# Start of Input records

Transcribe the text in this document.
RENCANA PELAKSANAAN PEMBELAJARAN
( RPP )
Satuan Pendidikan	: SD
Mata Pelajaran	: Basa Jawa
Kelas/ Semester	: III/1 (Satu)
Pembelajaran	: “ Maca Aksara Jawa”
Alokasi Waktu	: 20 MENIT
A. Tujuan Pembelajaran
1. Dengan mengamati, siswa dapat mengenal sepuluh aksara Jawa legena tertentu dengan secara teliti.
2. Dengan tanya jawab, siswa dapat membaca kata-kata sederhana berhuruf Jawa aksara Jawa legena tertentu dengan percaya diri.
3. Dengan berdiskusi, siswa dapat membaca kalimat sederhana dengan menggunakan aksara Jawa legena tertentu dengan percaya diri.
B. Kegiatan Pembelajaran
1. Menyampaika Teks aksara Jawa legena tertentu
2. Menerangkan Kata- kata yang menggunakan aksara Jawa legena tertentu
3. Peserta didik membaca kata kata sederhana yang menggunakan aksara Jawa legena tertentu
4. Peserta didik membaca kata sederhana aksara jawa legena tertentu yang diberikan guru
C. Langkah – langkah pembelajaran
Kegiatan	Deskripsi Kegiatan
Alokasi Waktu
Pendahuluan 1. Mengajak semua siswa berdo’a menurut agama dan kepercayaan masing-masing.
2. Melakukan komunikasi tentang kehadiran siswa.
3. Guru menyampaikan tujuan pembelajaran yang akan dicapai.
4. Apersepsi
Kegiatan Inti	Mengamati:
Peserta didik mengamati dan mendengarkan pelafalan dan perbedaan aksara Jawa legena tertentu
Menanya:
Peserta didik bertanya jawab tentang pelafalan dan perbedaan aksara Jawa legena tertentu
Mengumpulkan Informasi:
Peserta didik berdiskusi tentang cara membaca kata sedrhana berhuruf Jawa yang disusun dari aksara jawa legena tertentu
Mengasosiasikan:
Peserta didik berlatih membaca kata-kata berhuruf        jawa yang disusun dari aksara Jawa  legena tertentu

# End of Input records

_Set task_
Which lines in the records above contain the string "tentang"? Copy each one.

_Result_
2. Melakukan komunikasi tentang kehadiran siswa.
Peserta didik bertanya jawab tentang pelafalan dan perbedaan aksara Jawa legena tertentu
Peserta didik berdiskusi tentang cara membaca kata sedrhana berhuruf Jawa yang disusun dari aksara jawa legena tertentu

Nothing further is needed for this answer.